## Stated exercise
Reproduce all of the data below without alteration; exclude every picture.

▼

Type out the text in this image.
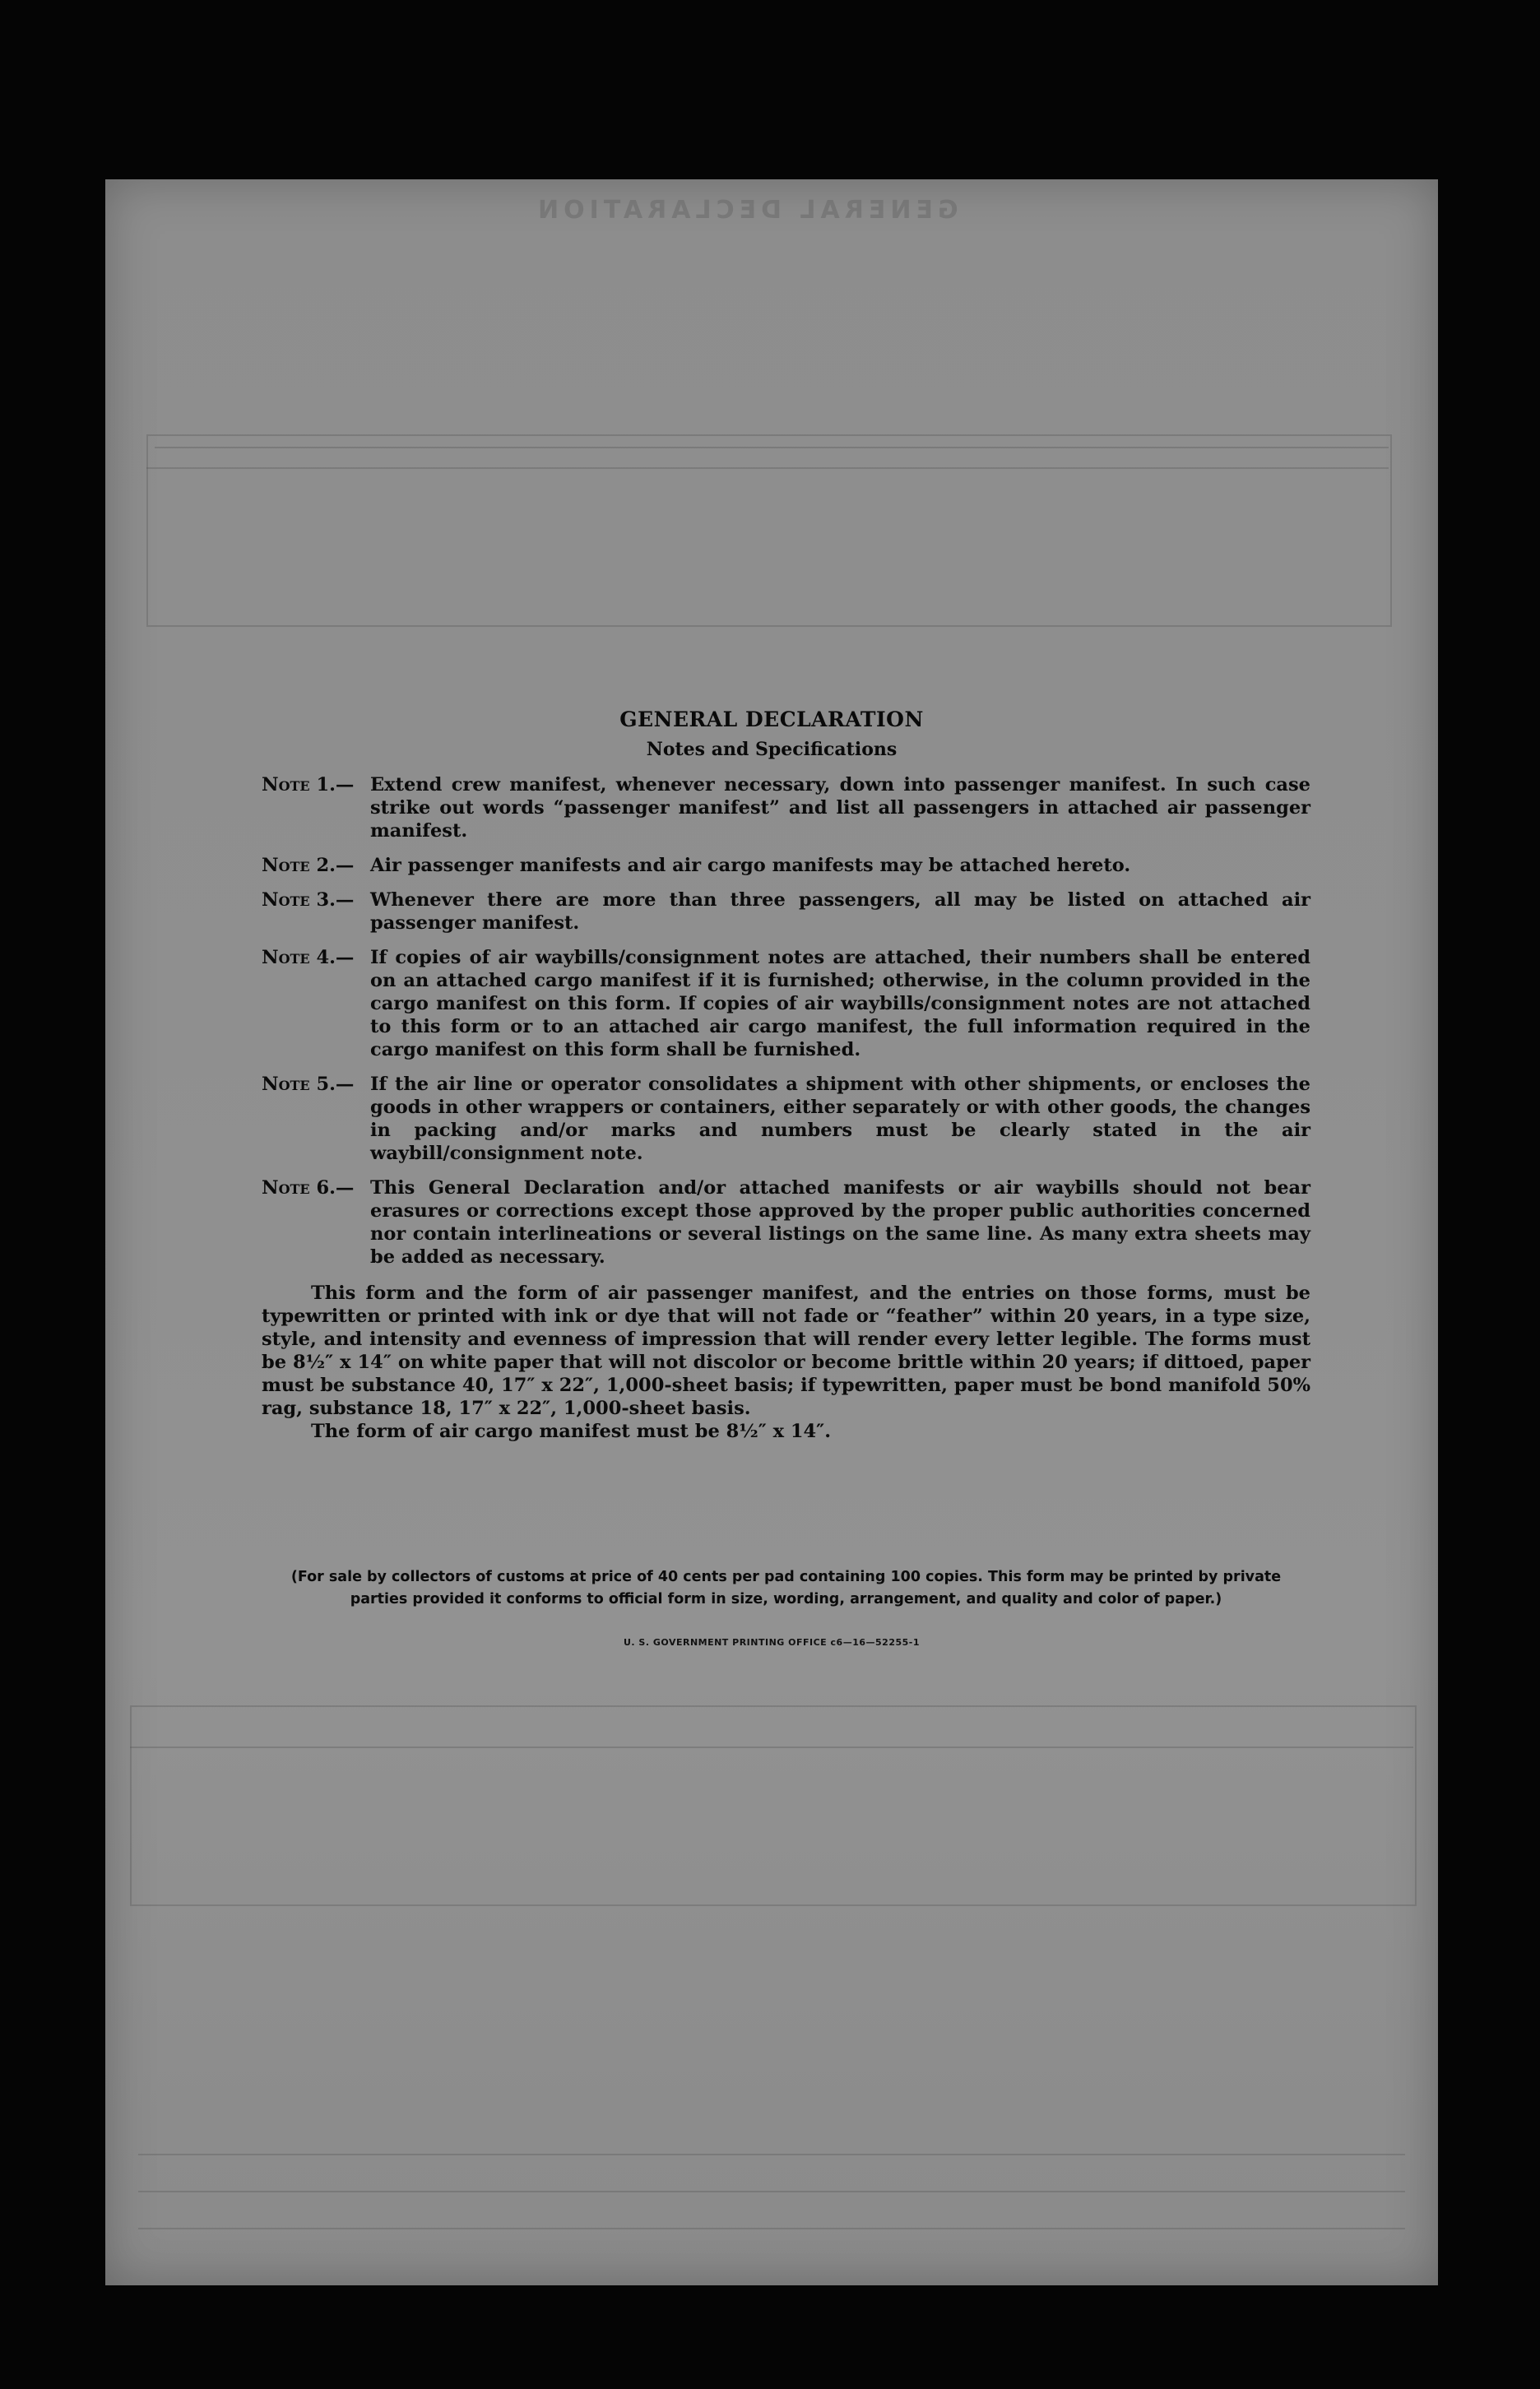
GENERAL DECLARATION
GENERAL DECLARATION
Notes and Specifications
Note 1.— Extend crew manifest, whenever necessary, down into passenger manifest. In such case strike out words “passenger manifest” and list all passengers in attached air passenger manifest.
Note 2.— Air passenger manifests and air cargo manifests may be attached hereto.
Note 3.— Whenever there are more than three passengers, all may be listed on attached air passenger manifest.
Note 4.— If copies of air waybills/consignment notes are attached, their numbers shall be entered on an attached cargo manifest if it is furnished; otherwise, in the column provided in the cargo manifest on this form. If copies of air waybills/consignment notes are not attached to this form or to an attached air cargo manifest, the full information required in the cargo manifest on this form shall be furnished.
Note 5.— If the air line or operator consolidates a shipment with other shipments, or encloses the goods in other wrappers or containers, either separately or with other goods, the changes in packing and/or marks and numbers must be clearly stated in the air waybill/consignment note.
Note 6.— This General Declaration and/or attached manifests or air waybills should not bear erasures or corrections except those approved by the proper public authorities concerned nor contain interlineations or several listings on the same line. As many extra sheets may be added as necessary.
This form and the form of air passenger manifest, and the entries on those forms, must be typewritten or printed with ink or dye that will not fade or “feather” within 20 years, in a type size, style, and intensity and evenness of impression that will render every letter legible. The forms must be 8½″ x 14″ on white paper that will not discolor or become brittle within 20 years; if dittoed, paper must be substance 40, 17″ x 22″, 1,000-sheet basis; if typewritten, paper must be bond manifold 50% rag, substance 18, 17″ x 22″, 1,000-sheet basis.
The form of air cargo manifest must be 8½″ x 14″.
(For sale by collectors of customs at price of 40 cents per pad containing 100 copies. This form may be printed by private parties provided it conforms to official form in size, wording, arrangement, and quality and color of paper.)
U. S. GOVERNMENT PRINTING OFFICE c6—16—52255-1
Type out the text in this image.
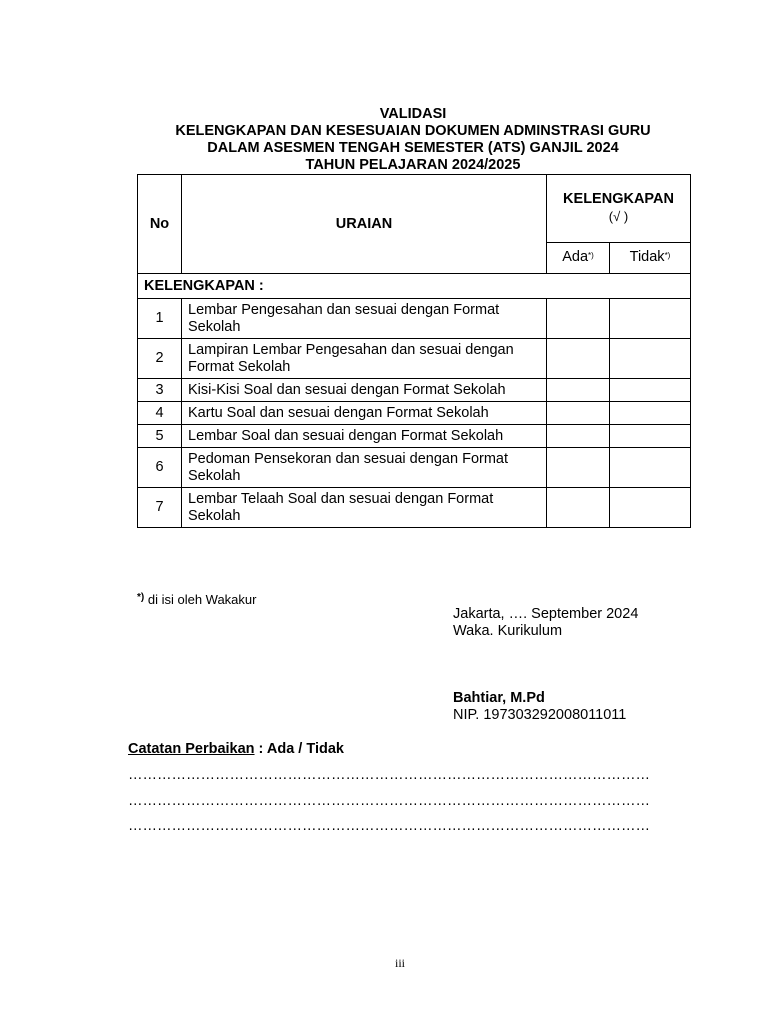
VALIDASI
KELENGKAPAN DAN KESESUAIAN DOKUMEN ADMINSTRASI GURU
DALAM ASESMEN TENGAH SEMESTER (ATS) GANJIL 2024
TAHUN PELAJARAN 2024/2025
No	URAIAN	KELENGKAPAN
(√ )	

		Ada*)	Tidak*)
KELENGKAPAN :			
1	Lembar Pengesahan dan sesuai dengan Format Sekolah		
2	Lampiran Lembar Pengesahan dan sesuai dengan Format Sekolah		
3	Kisi-Kisi Soal dan sesuai dengan Format Sekolah		
4	Kartu Soal dan sesuai dengan Format Sekolah		
5	Lembar Soal dan sesuai dengan Format Sekolah		
6	Pedoman Pensekoran dan sesuai dengan Format Sekolah		
7	Lembar Telaah Soal dan sesuai dengan Format Sekolah		
*) di isi oleh Wakakur
Jakarta, …. September 2024
Waka. Kurikulum
Bahtiar, M.Pd
NIP. 197303292008011011
Catatan Perbaikan : Ada / Tidak
………………………………………………………………………………………………
………………………………………………………………………………………………
………………………………………………………………………………………………
iii
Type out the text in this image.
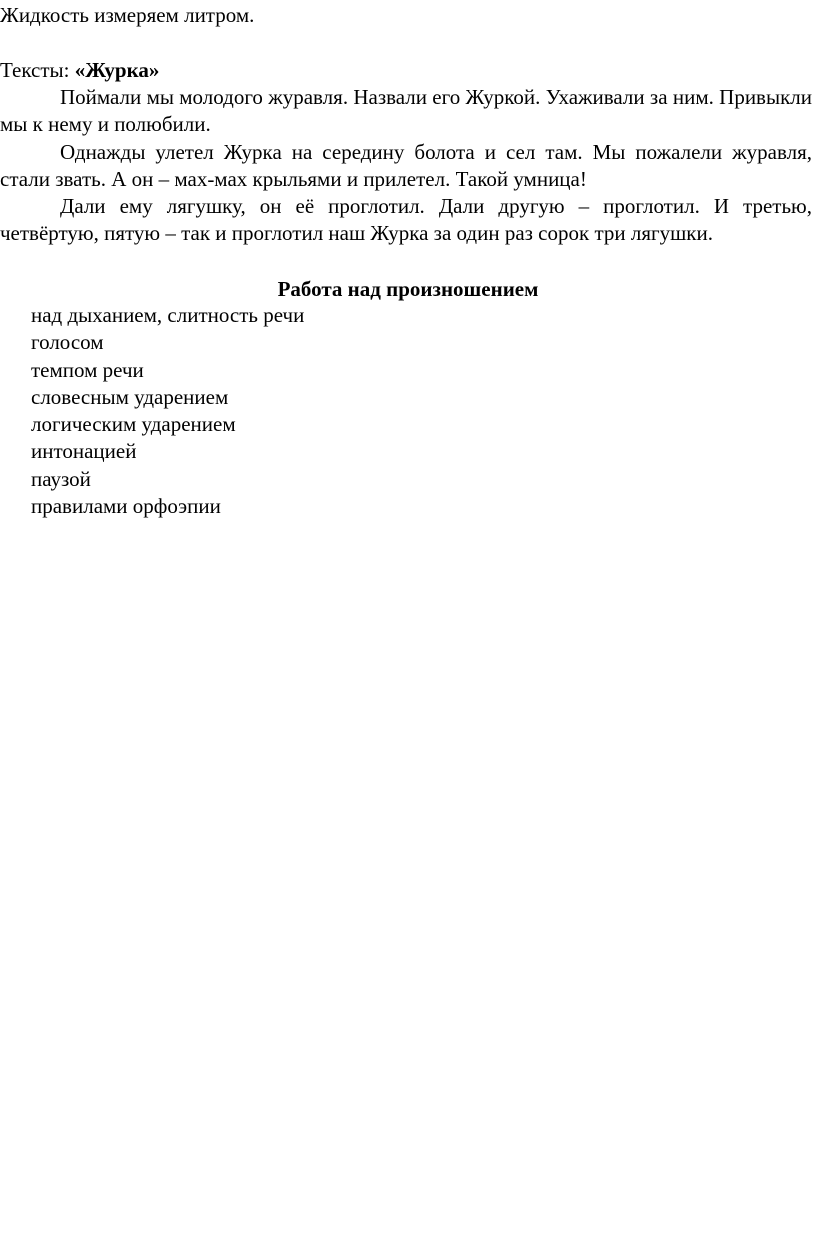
Жидкость измеряем литром.

Тексты: «Журка»

Поймали мы молодого журавля. Назвали его Журкой. Ухаживали за ним. Привыкли мы к нему и полюбили.

Однажды улетел Журка на середину болота и сел там. Мы пожалели журавля, стали звать. А он – мах-мах крыльями и прилетел. Такой умница!

Дали ему лягушку, он её проглотил. Дали другую – проглотил. И третью, четвёртую, пятую – так и проглотил наш Журка за один раз сорок три лягушки.

Работа над произношением

над дыханием, слитность речи
голосом
темпом речи
словесным ударением
логическим ударением
интонацией
паузой
правилами орфоэпии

▲

## Expected output
Type out the text in this image.
GENERAL DECLARATION
GENERAL DECLARATION
Notes and Specifications
Note 1.— Extend crew manifest, whenever necessary, down into passenger manifest. In such case strike out words “passenger manifest” and list all passengers in attached air passenger manifest.
Note 2.— Air passenger manifests and air cargo manifests may be attached hereto.
Note 3.— Whenever there are more than three passengers, all may be listed on attached air passenger manifest.
Note 4.— If copies of air waybills/consignment notes are attached, their numbers shall be entered on an attached cargo manifest if it is furnished; otherwise, in the column provided in the cargo manifest on this form. If copies of air waybills/consignment notes are not attached to this form or to an attached air cargo manifest, the full information required in the cargo manifest on this form shall be furnished.
Note 5.— If the air line or operator consolidates a shipment with other shipments, or encloses the goods in other wrappers or containers, either separately or with other goods, the changes in packing and/or marks and numbers must be clearly stated in the air waybill/consignment note.
Note 6.— This General Declaration and/or attached manifests or air waybills should not bear erasures or corrections except those approved by the proper public authorities concerned nor contain interlineations or several listings on the same line. As many extra sheets may be added as necessary.
This form and the form of air passenger manifest, and the entries on those forms, must be typewritten or printed with ink or dye that will not fade or “feather” within 20 years, in a type size, style, and intensity and evenness of impression that will render every letter legible. The forms must be 8½″ x 14″ on white paper that will not discolor or become brittle within 20 years; if dittoed, paper must be substance 40, 17″ x 22″, 1,000-sheet basis; if typewritten, paper must be bond manifold 50% rag, substance 18, 17″ x 22″, 1,000-sheet basis.
The form of air cargo manifest must be 8½″ x 14″.
(For sale by collectors of customs at price of 40 cents per pad containing 100 copies. This form may be printed by private parties provided it conforms to official form in size, wording, arrangement, and quality and color of paper.)
U. S. GOVERNMENT PRINTING OFFICE c6—16—52255-1
Type out the text in this image.
VALIDASI
KELENGKAPAN DAN KESESUAIAN DOKUMEN ADMINSTRASI GURU
DALAM ASESMEN TENGAH SEMESTER (ATS) GANJIL 2024
TAHUN PELAJARAN 2024/2025
No	URAIAN	KELENGKAPAN
(√ )	

		Ada*)	Tidak*)
KELENGKAPAN :			
1	Lembar Pengesahan dan sesuai dengan Format Sekolah		
2	Lampiran Lembar Pengesahan dan sesuai dengan Format Sekolah		
3	Kisi-Kisi Soal dan sesuai dengan Format Sekolah		
4	Kartu Soal dan sesuai dengan Format Sekolah		
5	Lembar Soal dan sesuai dengan Format Sekolah		
6	Pedoman Pensekoran dan sesuai dengan Format Sekolah		
7	Lembar Telaah Soal dan sesuai dengan Format Sekolah		
*) di isi oleh Wakakur
Jakarta, …. September 2024
Waka. Kurikulum
Bahtiar, M.Pd
NIP. 197303292008011011
Catatan Perbaikan : Ada / Tidak
………………………………………………………………………………………………
………………………………………………………………………………………………
………………………………………………………………………………………………
iii
Type out the text in this image.
Жидкость измеряем литром.

Тексты: «Журка»

Поймали мы молодого журавля. Назвали его Журкой. Ухаживали за ним. Привыкли мы к нему и полюбили.

Однажды улетел Журка на середину болота и сел там. Мы пожалели журавля, стали звать. А он – мах-мах крыльями и прилетел. Такой умница!

Дали ему лягушку, он её проглотил. Дали другую – проглотил. И третью, четвёртую, пятую – так и проглотил наш Журка за один раз сорок три лягушки.

Работа над произношением

над дыханием, слитность речи
голосом
темпом речи
словесным ударением
логическим ударением
интонацией
паузой
правилами орфоэпии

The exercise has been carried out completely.